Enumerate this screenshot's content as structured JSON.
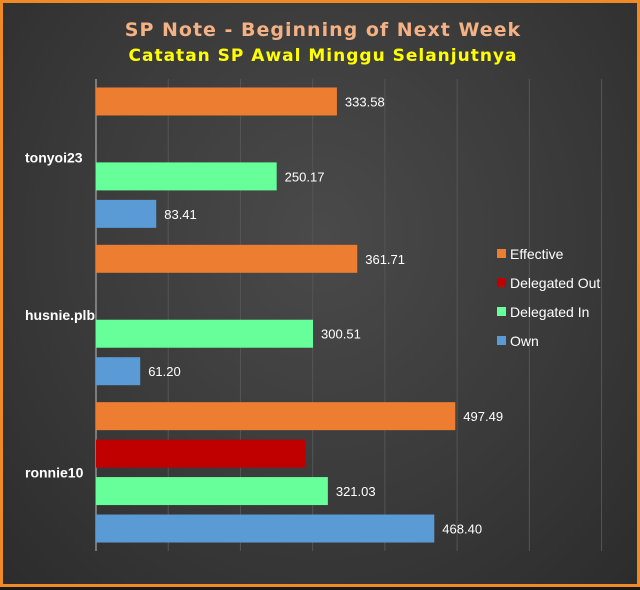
{
  "chart_data": {
    "type": "bar",
    "orientation": "horizontal",
    "title": "SP Note - Beginning of Next Week",
    "subtitle": "Catatan SP Awal Minggu Selanjutnya",
    "categories": [
      "tonyoi23",
      "husnie.plb",
      "ronnie10"
    ],
    "series": [
      {
        "name": "Effective",
        "color": "#ed7d31",
        "values": [
          333.58,
          361.71,
          497.49
        ],
        "labels": [
          "333.58",
          "361.71",
          "497.49"
        ]
      },
      {
        "name": "Delegated Out",
        "color": "#c00000",
        "values": [
          0,
          0,
          290
        ],
        "labels": [
          "",
          "",
          ""
        ]
      },
      {
        "name": "Delegated In",
        "color": "#66ff99",
        "values": [
          250.17,
          300.51,
          321.03
        ],
        "labels": [
          "250.17",
          "300.51",
          "321.03"
        ]
      },
      {
        "name": "Own",
        "color": "#5b9bd5",
        "values": [
          83.41,
          61.2,
          468.4
        ],
        "labels": [
          "83.41",
          "61.20",
          "468.40"
        ]
      }
    ],
    "xlim": [
      0,
      720
    ],
    "legend_position": "right",
    "grid": true
  }
}
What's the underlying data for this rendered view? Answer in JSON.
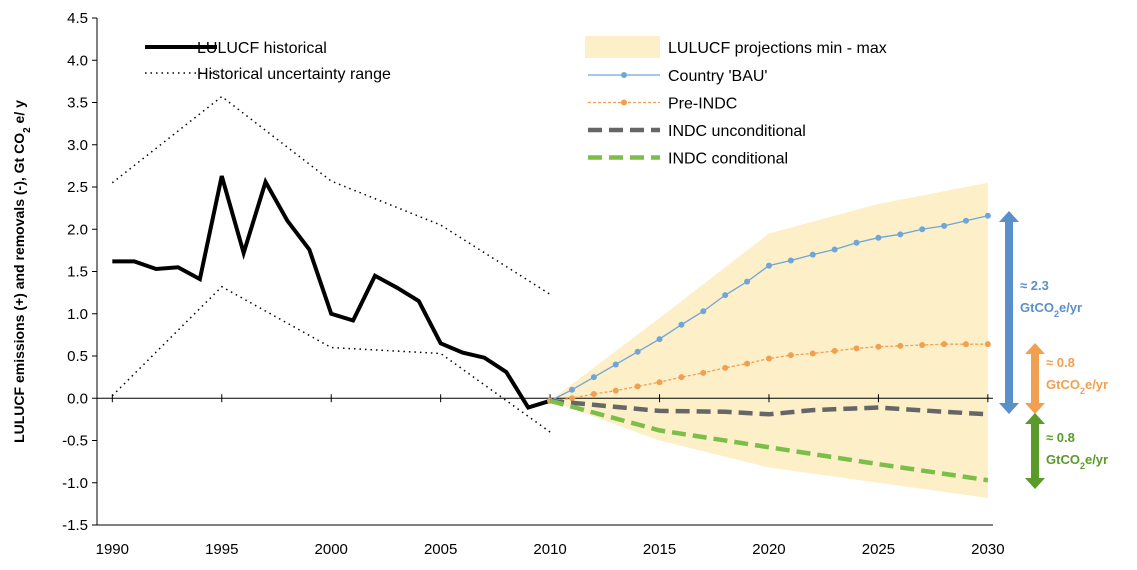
{
  "chart_data": {
    "type": "line",
    "y_label": [
      "LULUCF emissions (+) and removals (-), Gt CO",
      "2",
      " e/ y"
    ],
    "xlim": [
      1989.3,
      2030.6
    ],
    "ylim": [
      -1.5,
      4.5
    ],
    "xticks": [
      1990,
      1995,
      2000,
      2005,
      2010,
      2015,
      2020,
      2025,
      2030
    ],
    "yticks": [
      -1.5,
      {
        "value": -1,
        "label": "-1.0"
      },
      -0.5,
      {
        "value": 0,
        "label": "0.0"
      },
      0.5,
      {
        "value": 1,
        "label": "1.0"
      },
      1.5,
      {
        "value": 2,
        "label": "2.0"
      },
      2.5,
      {
        "value": 3,
        "label": "3.0"
      },
      3.5,
      {
        "value": 4,
        "label": "4.0"
      },
      4.5
    ],
    "band": {
      "name": "LULUCF projections min - max",
      "color": "#fdefc8",
      "x": [
        2010,
        2015,
        2020,
        2025,
        2030
      ],
      "max": [
        -0.03,
        0.95,
        1.95,
        2.3,
        2.55
      ],
      "min": [
        -0.03,
        -0.5,
        -0.82,
        -1.0,
        -1.18
      ]
    },
    "uncertainty": {
      "name": "Historical uncertainty range",
      "color": "#000000",
      "x": [
        1990,
        1995,
        2000,
        2005,
        2010
      ],
      "upper": [
        2.55,
        3.57,
        2.57,
        2.05,
        1.23
      ],
      "lower": [
        0.03,
        1.32,
        0.6,
        0.53,
        -0.4
      ]
    },
    "series": [
      {
        "name": "LULUCF historical",
        "color": "#000000",
        "style": "solid",
        "x": [
          1990,
          1991,
          1992,
          1993,
          1994,
          1995,
          1996,
          1997,
          1998,
          1999,
          2000,
          2001,
          2002,
          2003,
          2004,
          2005,
          2006,
          2007,
          2008,
          2009,
          2010
        ],
        "values": [
          1.62,
          1.62,
          1.53,
          1.55,
          1.41,
          2.63,
          1.72,
          2.56,
          2.1,
          1.76,
          1.0,
          0.92,
          1.45,
          1.31,
          1.15,
          0.65,
          0.54,
          0.48,
          0.31,
          -0.11,
          -0.03
        ]
      },
      {
        "name": "Country 'BAU'",
        "color": "#6fa5d8",
        "style": "marker",
        "x": [
          2010,
          2011,
          2012,
          2013,
          2014,
          2015,
          2016,
          2017,
          2018,
          2019,
          2020,
          2021,
          2022,
          2023,
          2024,
          2025,
          2026,
          2027,
          2028,
          2029,
          2030
        ],
        "values": [
          -0.03,
          0.1,
          0.25,
          0.4,
          0.55,
          0.7,
          0.87,
          1.03,
          1.22,
          1.38,
          1.57,
          1.63,
          1.7,
          1.76,
          1.84,
          1.9,
          1.94,
          2.0,
          2.04,
          2.1,
          2.16
        ]
      },
      {
        "name": "Pre-INDC",
        "color": "#f0a050",
        "style": "dashed-marker",
        "x": [
          2010,
          2011,
          2012,
          2013,
          2014,
          2015,
          2016,
          2017,
          2018,
          2019,
          2020,
          2021,
          2022,
          2023,
          2024,
          2025,
          2026,
          2027,
          2028,
          2029,
          2030
        ],
        "values": [
          -0.03,
          0.0,
          0.05,
          0.09,
          0.14,
          0.19,
          0.25,
          0.3,
          0.36,
          0.41,
          0.47,
          0.51,
          0.53,
          0.56,
          0.59,
          0.61,
          0.62,
          0.63,
          0.64,
          0.64,
          0.64
        ]
      },
      {
        "name": "INDC unconditional",
        "color": "#666666",
        "style": "dash",
        "x": [
          2010,
          2015,
          2018,
          2020,
          2022,
          2025,
          2028,
          2030
        ],
        "values": [
          -0.03,
          -0.15,
          -0.16,
          -0.19,
          -0.14,
          -0.11,
          -0.16,
          -0.19
        ]
      },
      {
        "name": "INDC conditional",
        "color": "#7bbf4a",
        "style": "dash",
        "x": [
          2010,
          2015,
          2020,
          2025,
          2030
        ],
        "values": [
          -0.03,
          -0.38,
          -0.58,
          -0.78,
          -0.97
        ]
      }
    ],
    "annotations": [
      {
        "label": "≈ 2.3",
        "unit": [
          "GtCO",
          "2",
          "e/yr"
        ],
        "color": "#5b8fc9"
      },
      {
        "label": "≈ 0.8",
        "unit": [
          "GtCO",
          "2",
          "e/yr"
        ],
        "color": "#f0a050"
      },
      {
        "label": "≈ 0.8",
        "unit": [
          "GtCO",
          "2",
          "e/yr"
        ],
        "color": "#5a9a2a"
      }
    ]
  }
}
============
• **The exercise**: Read through the entries and copy every line that includes "style".

• **Answer for the task**:
        "style": "solid",
        "style": "marker",
        "style": "dashed-marker",
        "style": "dash",
        "style": "dash",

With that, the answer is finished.